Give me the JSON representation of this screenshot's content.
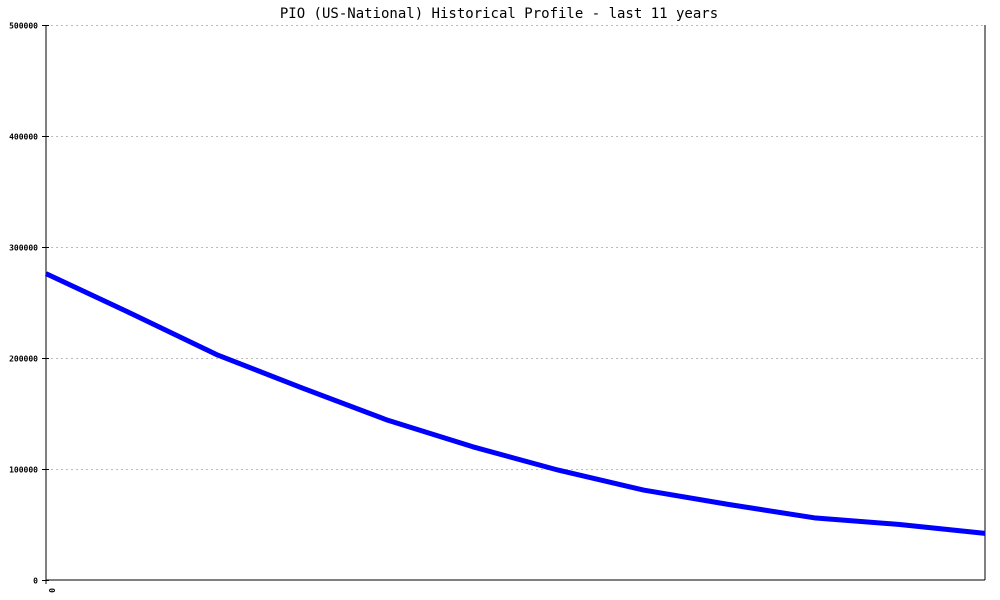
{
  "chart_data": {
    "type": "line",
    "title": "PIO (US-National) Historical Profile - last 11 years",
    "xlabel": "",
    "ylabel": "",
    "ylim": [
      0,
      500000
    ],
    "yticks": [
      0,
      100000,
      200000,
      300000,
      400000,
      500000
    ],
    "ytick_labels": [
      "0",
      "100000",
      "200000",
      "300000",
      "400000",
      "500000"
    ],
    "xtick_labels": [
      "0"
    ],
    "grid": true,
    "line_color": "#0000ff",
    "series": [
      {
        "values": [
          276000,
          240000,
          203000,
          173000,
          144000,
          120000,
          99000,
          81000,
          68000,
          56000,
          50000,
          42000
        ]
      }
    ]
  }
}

What the task asks –
Leave out the pictures and give the rest of the records again exactly.

Solution for this task –
Give me the JSON representation of this screenshot's content.
{
  "chart_data": {
    "type": "line",
    "title": "PIO (US-National) Historical Profile - last 11 years",
    "xlabel": "",
    "ylabel": "",
    "ylim": [
      0,
      500000
    ],
    "yticks": [
      0,
      100000,
      200000,
      300000,
      400000,
      500000
    ],
    "ytick_labels": [
      "0",
      "100000",
      "200000",
      "300000",
      "400000",
      "500000"
    ],
    "xtick_labels": [
      "0"
    ],
    "grid": true,
    "line_color": "#0000ff",
    "series": [
      {
        "values": [
          276000,
          240000,
          203000,
          173000,
          144000,
          120000,
          99000,
          81000,
          68000,
          56000,
          50000,
          42000
        ]
      }
    ]
  }
}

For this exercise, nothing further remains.